Material supplied:
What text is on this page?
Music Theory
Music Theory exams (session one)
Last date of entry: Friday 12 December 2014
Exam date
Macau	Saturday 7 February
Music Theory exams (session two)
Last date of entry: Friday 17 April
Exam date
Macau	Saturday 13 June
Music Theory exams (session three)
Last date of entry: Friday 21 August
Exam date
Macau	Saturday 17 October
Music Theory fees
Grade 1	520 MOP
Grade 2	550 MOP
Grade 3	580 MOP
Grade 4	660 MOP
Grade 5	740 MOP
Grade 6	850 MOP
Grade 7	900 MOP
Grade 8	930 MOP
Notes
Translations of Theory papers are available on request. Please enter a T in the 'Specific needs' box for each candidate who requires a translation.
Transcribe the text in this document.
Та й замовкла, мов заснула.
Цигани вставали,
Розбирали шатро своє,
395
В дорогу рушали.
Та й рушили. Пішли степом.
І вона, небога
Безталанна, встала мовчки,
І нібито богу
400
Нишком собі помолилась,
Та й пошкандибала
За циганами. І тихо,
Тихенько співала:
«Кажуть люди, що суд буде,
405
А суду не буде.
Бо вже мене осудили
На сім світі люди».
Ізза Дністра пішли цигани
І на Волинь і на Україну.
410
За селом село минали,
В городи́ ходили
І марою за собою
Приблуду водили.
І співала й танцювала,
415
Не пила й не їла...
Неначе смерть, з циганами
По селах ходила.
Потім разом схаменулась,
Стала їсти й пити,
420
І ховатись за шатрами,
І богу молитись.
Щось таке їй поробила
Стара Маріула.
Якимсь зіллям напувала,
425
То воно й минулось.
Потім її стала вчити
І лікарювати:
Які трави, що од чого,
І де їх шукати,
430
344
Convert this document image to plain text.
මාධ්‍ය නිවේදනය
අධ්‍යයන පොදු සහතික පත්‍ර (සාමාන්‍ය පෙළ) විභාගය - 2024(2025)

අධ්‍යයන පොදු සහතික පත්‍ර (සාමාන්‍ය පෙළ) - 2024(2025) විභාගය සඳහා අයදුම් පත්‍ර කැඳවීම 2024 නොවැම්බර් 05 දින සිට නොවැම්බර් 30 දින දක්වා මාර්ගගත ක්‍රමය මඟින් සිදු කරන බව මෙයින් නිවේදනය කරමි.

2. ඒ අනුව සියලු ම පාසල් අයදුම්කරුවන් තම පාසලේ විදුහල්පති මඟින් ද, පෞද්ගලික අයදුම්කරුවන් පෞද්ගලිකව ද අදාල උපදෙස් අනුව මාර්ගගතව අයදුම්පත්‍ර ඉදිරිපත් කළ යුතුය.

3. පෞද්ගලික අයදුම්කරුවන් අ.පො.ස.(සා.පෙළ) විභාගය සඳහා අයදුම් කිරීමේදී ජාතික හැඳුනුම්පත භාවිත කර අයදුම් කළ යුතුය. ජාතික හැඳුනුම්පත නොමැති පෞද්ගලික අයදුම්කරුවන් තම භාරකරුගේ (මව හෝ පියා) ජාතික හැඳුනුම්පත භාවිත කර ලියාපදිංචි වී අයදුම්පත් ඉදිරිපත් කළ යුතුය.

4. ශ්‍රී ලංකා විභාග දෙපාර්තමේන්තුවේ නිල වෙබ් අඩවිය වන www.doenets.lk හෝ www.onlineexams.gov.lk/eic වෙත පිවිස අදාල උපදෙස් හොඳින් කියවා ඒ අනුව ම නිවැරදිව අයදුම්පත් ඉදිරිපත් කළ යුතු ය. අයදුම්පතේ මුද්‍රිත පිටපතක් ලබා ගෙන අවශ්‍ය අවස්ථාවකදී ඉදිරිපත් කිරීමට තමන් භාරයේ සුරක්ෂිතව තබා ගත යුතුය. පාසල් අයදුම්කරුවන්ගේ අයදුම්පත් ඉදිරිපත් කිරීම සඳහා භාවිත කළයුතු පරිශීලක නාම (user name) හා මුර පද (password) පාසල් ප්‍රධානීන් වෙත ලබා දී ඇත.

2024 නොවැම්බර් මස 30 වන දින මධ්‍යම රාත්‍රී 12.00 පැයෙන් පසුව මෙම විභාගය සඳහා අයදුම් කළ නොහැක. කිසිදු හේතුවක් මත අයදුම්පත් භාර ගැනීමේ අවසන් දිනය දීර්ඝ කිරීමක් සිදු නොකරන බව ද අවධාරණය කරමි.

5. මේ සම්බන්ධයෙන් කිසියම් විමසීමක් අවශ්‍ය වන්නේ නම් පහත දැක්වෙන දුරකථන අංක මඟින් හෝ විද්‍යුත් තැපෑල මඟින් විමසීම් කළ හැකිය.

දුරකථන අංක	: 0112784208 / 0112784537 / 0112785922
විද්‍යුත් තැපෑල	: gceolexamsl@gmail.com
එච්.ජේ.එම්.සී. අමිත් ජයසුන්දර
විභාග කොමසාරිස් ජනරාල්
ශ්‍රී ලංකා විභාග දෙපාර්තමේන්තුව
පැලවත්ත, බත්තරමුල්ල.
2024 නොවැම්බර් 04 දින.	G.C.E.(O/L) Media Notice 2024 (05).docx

What needs to be done: Show every line in the entries where the string "entry" occurs.

Full response:
Last date of entry: Friday 12 December 2014
Last date of entry: Friday 17 April
Last date of entry: Friday 21 August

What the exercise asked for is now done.